### SET EXERCISE
Transcribe the entries that follow, word for word.

### DATA SECTION

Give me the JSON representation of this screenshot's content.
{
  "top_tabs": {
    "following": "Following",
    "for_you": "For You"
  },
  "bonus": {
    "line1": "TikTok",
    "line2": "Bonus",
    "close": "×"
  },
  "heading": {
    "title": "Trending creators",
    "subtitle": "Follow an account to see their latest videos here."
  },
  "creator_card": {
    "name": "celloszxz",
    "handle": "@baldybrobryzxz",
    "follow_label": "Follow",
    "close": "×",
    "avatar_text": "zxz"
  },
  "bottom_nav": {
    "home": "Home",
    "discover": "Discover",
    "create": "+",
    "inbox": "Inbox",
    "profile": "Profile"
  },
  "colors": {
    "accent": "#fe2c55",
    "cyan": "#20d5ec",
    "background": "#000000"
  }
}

### THE ANSWER
Give me the JSON representation of this screenshot's content.
{
  "top_tabs": {
    "following": "Following",
    "for_you": "For You"
  },
  "bonus": {
    "line1": "TikTok",
    "line2": "Bonus",
    "close": "×"
  },
  "heading": {
    "title": "Trending creators",
    "subtitle": "Follow an account to see their latest videos here."
  },
  "creator_card": {
    "name": "celloszxz",
    "handle": "@baldybrobryzxz",
    "follow_label": "Follow",
    "close": "×",
    "avatar_text": "zxz"
  },
  "bottom_nav": {
    "home": "Home",
    "discover": "Discover",
    "create": "+",
    "inbox": "Inbox",
    "profile": "Profile"
  },
  "colors": {
    "accent": "#fe2c55",
    "cyan": "#20d5ec",
    "background": "#000000"
  }
}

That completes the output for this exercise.